* begin EXTRACTED RECORDS *

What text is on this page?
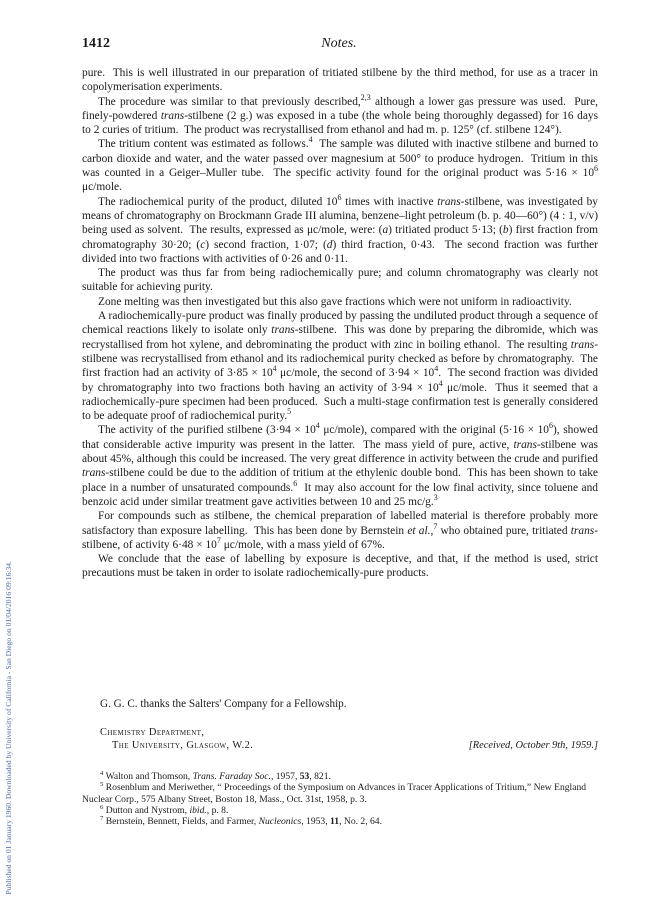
Published on 01 January 1960. Downloaded by University of California - San Diego on 01/04/2016 09:16:34.
1412	Notes.

pure.  This is well illustrated in our preparation of tritiated stilbene by the third method, for use as a tracer in copolymerisation experiments.

The procedure was similar to that previously described,$^{2,3}$ although a lower gas pressure was used.  Pure, finely-powdered trans-stilbene (2 g.) was exposed in a tube (the whole being thoroughly degassed) for 16 days to 2 curies of tritium.  The product was recrystallised from ethanol and had m. p. 125° (cf. stilbene 124°).

The tritium content was estimated as follows.$^4$  The sample was diluted with inactive stilbene and burned to carbon dioxide and water, and the water passed over magnesium at 500° to produce hydrogen.  Tritium in this was counted in a Geiger–Muller tube.  The specific activity found for the original product was $5\cdot 16 \times 10^6$ μc/mole.

The radiochemical purity of the product, diluted $10^6$ times with inactive trans-stilbene, was investigated by means of chromatography on Brockmann Grade III alumina, benzene–light petroleum (b. p. 40—60°) (4 : 1, v/v) being used as solvent.  The results, expressed as μc/mole, were: (a) tritiated product 5·13; (b) first fraction from chromatography 30·20; (c) second fraction, 1·07; (d) third fraction, 0·43.  The second fraction was further divided into two fractions with activities of 0·26 and 0·11.

The product was thus far from being radiochemically pure; and column chromatography was clearly not suitable for achieving purity.

Zone melting was then investigated but this also gave fractions which were not uniform in radioactivity.

A radiochemically-pure product was finally produced by passing the undiluted product through a sequence of chemical reactions likely to isolate only trans-stilbene.  This was done by preparing the dibromide, which was recrystallised from hot xylene, and debrominating the product with zinc in boiling ethanol.  The resulting trans-stilbene was recrystallised from ethanol and its radiochemical purity checked as before by chromatography.  The first fraction had an activity of $3\cdot 85 \times 10^4$ μc/mole, the second of $3\cdot 94 \times 10^4$.  The second fraction was divided by chromatography into two fractions both having an activity of $3\cdot 94 \times 10^4$ μc/mole.  Thus it seemed that a radiochemically-pure specimen had been produced.  Such a multi-stage confirmation test is generally considered to be adequate proof of radiochemical purity.$^5$

The activity of the purified stilbene ($3\cdot 94 \times 10^4$ μc/mole), compared with the original $(5\cdot 16 \times 10^6)$, showed that considerable active impurity was present in the latter.  The mass yield of pure, active, trans-stilbene was about 45%, although this could be increased. The very great difference in activity between the crude and purified trans-stilbene could be due to the addition of tritium at the ethylenic double bond.  This has been shown to take place in a number of unsaturated compounds.$^6$  It may also account for the low final activity, since toluene and benzoic acid under similar treatment gave activities between 10 and 25 mc/g.$^3$

For compounds such as stilbene, the chemical preparation of labelled material is therefore probably more satisfactory than exposure labelling.  This has been done by Bernstein et al.,$^7$ who obtained pure, tritiated trans-stilbene, of activity $6\cdot 48 \times 10^7$ μc/mole, with a mass yield of 67%.

We conclude that the ease of labelling by exposure is deceptive, and that, if the method is used, strict precautions must be taken in order to isolate radiochemically-pure products.

G. G. C. thanks the Salters' Company for a Fellowship.
Chemistry Department,
The University, Glasgow, W.2.	[Received, October 9th, 1959.]
$^4$ Walton and Thomson, Trans. Faraday Soc., 1957, 53, 821.
$^5$ Rosenblum and Meriwether, “ Proceedings of the Symposium on Advances in Tracer Applications of Tritium,” New England Nuclear Corp., 575 Albany Street, Boston 18, Mass., Oct. 31st, 1958, p. 3.
$^6$ Dutton and Nystrom, ibid., p. 8.
$^7$ Bernstein, Bennett, Fields, and Farmer, Nucleonics, 1953, 11, No. 2, 64.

* end EXTRACTED RECORDS *

- JOB:
Each record above should come back exactly the same, only without its pictures.

- COMPLETE OUTPUT:
What text is on this page?
Published on 01 January 1960. Downloaded by University of California - San Diego on 01/04/2016 09:16:34.
1412	Notes.

pure.  This is well illustrated in our preparation of tritiated stilbene by the third method, for use as a tracer in copolymerisation experiments.

The procedure was similar to that previously described,$^{2,3}$ although a lower gas pressure was used.  Pure, finely-powdered trans-stilbene (2 g.) was exposed in a tube (the whole being thoroughly degassed) for 16 days to 2 curies of tritium.  The product was recrystallised from ethanol and had m. p. 125° (cf. stilbene 124°).

The tritium content was estimated as follows.$^4$  The sample was diluted with inactive stilbene and burned to carbon dioxide and water, and the water passed over magnesium at 500° to produce hydrogen.  Tritium in this was counted in a Geiger–Muller tube.  The specific activity found for the original product was $5\cdot 16 \times 10^6$ μc/mole.

The radiochemical purity of the product, diluted $10^6$ times with inactive trans-stilbene, was investigated by means of chromatography on Brockmann Grade III alumina, benzene–light petroleum (b. p. 40—60°) (4 : 1, v/v) being used as solvent.  The results, expressed as μc/mole, were: (a) tritiated product 5·13; (b) first fraction from chromatography 30·20; (c) second fraction, 1·07; (d) third fraction, 0·43.  The second fraction was further divided into two fractions with activities of 0·26 and 0·11.

The product was thus far from being radiochemically pure; and column chromatography was clearly not suitable for achieving purity.

Zone melting was then investigated but this also gave fractions which were not uniform in radioactivity.

A radiochemically-pure product was finally produced by passing the undiluted product through a sequence of chemical reactions likely to isolate only trans-stilbene.  This was done by preparing the dibromide, which was recrystallised from hot xylene, and debrominating the product with zinc in boiling ethanol.  The resulting trans-stilbene was recrystallised from ethanol and its radiochemical purity checked as before by chromatography.  The first fraction had an activity of $3\cdot 85 \times 10^4$ μc/mole, the second of $3\cdot 94 \times 10^4$.  The second fraction was divided by chromatography into two fractions both having an activity of $3\cdot 94 \times 10^4$ μc/mole.  Thus it seemed that a radiochemically-pure specimen had been produced.  Such a multi-stage confirmation test is generally considered to be adequate proof of radiochemical purity.$^5$

The activity of the purified stilbene ($3\cdot 94 \times 10^4$ μc/mole), compared with the original $(5\cdot 16 \times 10^6)$, showed that considerable active impurity was present in the latter.  The mass yield of pure, active, trans-stilbene was about 45%, although this could be increased. The very great difference in activity between the crude and purified trans-stilbene could be due to the addition of tritium at the ethylenic double bond.  This has been shown to take place in a number of unsaturated compounds.$^6$  It may also account for the low final activity, since toluene and benzoic acid under similar treatment gave activities between 10 and 25 mc/g.$^3$

For compounds such as stilbene, the chemical preparation of labelled material is therefore probably more satisfactory than exposure labelling.  This has been done by Bernstein et al.,$^7$ who obtained pure, tritiated trans-stilbene, of activity $6\cdot 48 \times 10^7$ μc/mole, with a mass yield of 67%.

We conclude that the ease of labelling by exposure is deceptive, and that, if the method is used, strict precautions must be taken in order to isolate radiochemically-pure products.

G. G. C. thanks the Salters' Company for a Fellowship.
Chemistry Department,
The University, Glasgow, W.2.	[Received, October 9th, 1959.]
$^4$ Walton and Thomson, Trans. Faraday Soc., 1957, 53, 821.
$^5$ Rosenblum and Meriwether, “ Proceedings of the Symposium on Advances in Tracer Applications of Tritium,” New England Nuclear Corp., 575 Albany Street, Boston 18, Mass., Oct. 31st, 1958, p. 3.
$^6$ Dutton and Nystrom, ibid., p. 8.
$^7$ Bernstein, Bennett, Fields, and Farmer, Nucleonics, 1953, 11, No. 2, 64.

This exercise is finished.